◆ **OBJECTIVE**
List all lines of the data that include the string "teşhircilik".

Stored entries
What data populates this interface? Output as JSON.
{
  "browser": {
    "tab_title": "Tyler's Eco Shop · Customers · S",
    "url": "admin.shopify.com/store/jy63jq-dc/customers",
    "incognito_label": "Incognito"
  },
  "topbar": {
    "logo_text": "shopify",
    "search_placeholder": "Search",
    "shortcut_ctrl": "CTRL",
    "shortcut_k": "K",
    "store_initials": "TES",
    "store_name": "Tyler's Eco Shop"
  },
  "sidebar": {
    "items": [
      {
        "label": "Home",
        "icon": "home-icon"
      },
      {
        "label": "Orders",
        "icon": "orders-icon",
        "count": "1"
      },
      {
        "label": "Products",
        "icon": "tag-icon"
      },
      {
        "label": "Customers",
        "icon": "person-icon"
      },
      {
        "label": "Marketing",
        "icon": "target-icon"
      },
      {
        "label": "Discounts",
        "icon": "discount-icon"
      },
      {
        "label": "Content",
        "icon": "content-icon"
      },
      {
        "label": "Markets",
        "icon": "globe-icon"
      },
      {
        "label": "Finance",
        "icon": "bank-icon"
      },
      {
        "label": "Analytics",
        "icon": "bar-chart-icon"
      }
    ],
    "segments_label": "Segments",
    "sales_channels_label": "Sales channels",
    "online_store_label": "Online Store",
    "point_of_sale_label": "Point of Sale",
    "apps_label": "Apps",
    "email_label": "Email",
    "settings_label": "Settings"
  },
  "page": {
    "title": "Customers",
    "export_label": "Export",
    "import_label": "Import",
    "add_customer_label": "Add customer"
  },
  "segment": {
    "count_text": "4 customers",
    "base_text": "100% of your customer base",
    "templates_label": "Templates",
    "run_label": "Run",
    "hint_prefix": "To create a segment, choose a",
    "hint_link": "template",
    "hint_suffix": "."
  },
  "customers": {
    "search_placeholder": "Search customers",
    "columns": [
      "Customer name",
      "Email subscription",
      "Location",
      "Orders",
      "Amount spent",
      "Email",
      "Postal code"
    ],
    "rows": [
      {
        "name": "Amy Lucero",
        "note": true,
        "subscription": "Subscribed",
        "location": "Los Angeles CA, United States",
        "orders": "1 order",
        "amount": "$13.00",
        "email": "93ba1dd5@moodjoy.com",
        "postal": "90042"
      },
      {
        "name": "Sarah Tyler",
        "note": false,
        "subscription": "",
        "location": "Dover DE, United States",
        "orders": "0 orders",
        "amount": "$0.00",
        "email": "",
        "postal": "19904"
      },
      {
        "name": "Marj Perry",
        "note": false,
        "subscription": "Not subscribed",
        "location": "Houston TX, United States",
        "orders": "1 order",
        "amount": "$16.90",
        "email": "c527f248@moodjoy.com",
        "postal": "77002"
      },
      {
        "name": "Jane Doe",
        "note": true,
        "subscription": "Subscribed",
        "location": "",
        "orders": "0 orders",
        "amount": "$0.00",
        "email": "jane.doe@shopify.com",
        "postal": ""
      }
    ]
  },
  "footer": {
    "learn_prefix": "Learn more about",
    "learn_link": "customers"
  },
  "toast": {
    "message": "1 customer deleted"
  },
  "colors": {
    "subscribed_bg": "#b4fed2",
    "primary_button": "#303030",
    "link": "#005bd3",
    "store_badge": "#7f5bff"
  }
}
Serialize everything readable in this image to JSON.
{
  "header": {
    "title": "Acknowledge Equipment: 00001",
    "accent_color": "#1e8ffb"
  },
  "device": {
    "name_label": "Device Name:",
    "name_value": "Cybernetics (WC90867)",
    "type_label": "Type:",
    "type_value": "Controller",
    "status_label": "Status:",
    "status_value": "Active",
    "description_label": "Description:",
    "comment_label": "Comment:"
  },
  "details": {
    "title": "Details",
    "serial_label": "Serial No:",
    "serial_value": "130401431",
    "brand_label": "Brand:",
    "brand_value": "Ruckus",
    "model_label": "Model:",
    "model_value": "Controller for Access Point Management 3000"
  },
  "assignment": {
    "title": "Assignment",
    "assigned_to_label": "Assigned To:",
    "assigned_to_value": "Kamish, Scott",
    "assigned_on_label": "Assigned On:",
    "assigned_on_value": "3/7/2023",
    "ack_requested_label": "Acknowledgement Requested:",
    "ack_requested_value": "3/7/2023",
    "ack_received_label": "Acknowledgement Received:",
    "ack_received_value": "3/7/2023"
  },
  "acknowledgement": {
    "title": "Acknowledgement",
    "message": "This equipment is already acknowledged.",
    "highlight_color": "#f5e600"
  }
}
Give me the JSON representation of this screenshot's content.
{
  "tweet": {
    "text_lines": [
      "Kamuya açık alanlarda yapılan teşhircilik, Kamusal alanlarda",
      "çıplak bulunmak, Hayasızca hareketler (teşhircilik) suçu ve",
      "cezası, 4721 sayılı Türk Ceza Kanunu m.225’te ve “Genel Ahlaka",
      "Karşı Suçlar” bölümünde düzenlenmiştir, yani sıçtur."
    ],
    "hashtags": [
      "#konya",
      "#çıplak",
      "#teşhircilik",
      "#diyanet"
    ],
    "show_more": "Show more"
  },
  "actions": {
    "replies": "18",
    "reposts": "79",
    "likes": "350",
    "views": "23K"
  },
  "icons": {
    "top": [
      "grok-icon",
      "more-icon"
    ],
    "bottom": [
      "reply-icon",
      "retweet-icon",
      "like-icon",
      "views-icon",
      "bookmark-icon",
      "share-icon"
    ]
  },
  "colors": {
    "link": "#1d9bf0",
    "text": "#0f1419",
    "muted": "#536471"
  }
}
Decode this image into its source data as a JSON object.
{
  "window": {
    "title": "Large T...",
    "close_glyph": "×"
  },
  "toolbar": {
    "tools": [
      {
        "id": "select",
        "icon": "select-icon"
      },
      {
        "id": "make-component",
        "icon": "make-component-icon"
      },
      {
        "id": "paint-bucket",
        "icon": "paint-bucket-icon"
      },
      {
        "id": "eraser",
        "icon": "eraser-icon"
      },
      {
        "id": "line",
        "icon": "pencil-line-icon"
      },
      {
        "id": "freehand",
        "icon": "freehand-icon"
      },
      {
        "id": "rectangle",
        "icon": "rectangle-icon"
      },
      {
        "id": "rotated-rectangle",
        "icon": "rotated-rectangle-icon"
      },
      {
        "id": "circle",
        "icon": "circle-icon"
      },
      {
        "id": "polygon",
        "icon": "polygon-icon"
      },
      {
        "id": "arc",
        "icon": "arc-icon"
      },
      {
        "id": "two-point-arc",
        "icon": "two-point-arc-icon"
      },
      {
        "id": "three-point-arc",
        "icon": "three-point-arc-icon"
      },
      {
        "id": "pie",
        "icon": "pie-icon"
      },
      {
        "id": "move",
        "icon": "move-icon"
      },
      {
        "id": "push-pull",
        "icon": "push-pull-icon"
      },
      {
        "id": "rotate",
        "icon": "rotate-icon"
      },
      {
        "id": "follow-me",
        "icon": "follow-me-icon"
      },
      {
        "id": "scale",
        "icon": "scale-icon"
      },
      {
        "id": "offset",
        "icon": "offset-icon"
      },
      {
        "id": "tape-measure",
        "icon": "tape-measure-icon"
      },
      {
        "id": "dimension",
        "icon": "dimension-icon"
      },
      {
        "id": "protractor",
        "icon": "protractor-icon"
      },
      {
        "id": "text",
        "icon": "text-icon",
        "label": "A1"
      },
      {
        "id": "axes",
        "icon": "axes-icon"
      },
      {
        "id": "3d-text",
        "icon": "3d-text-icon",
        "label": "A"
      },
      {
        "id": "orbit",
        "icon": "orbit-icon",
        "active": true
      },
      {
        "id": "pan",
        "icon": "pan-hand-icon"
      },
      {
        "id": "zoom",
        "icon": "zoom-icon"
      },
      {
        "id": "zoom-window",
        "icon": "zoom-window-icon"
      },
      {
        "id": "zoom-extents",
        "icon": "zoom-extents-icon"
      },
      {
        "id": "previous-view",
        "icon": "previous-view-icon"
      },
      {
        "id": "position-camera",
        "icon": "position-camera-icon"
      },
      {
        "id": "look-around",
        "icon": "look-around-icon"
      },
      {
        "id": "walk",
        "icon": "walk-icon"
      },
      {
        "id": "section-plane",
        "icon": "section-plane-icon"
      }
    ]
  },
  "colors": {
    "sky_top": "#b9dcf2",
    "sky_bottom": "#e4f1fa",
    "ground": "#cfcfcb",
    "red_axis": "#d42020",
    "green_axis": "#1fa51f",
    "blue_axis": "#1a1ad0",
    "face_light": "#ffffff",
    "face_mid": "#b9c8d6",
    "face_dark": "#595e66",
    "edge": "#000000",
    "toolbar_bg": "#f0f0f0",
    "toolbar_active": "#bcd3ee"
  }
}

◆ **ANSWER FOR THIS EXERCISE**
      "Kamuya açık alanlarda yapılan teşhircilik, Kamusal alanlarda",
      "çıplak bulunmak, Hayasızca hareketler (teşhircilik) suçu ve",
      "#teşhircilik",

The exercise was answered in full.